■ Written exercise:
Report how many lines in the records below contain the word "name". Give only the number.

■ Extracted records:
▼

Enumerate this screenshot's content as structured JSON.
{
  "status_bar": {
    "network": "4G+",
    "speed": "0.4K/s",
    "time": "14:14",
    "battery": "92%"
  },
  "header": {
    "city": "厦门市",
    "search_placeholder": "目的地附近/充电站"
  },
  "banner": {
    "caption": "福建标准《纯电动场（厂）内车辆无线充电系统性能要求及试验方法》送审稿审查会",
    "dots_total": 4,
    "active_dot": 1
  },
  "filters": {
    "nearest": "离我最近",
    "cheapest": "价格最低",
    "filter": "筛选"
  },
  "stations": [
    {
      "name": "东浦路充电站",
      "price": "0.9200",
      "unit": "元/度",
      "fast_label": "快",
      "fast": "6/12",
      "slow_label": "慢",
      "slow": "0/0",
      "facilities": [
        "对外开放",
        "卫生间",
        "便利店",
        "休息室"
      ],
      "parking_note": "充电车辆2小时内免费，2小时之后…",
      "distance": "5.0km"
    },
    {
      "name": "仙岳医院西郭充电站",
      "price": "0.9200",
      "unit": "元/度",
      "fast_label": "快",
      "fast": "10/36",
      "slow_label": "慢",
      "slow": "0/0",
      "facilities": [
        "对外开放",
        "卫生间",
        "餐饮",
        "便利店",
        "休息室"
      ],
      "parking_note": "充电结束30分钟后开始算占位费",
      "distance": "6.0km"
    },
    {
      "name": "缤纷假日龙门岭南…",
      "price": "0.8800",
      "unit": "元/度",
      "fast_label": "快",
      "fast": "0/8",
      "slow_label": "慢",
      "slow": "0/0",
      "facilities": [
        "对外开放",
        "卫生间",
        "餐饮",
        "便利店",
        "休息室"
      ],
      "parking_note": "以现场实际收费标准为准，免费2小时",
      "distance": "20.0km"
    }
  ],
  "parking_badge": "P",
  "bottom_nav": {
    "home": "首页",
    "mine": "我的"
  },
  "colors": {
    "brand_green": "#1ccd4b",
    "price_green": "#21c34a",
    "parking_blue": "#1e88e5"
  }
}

▲

■ Reply:
3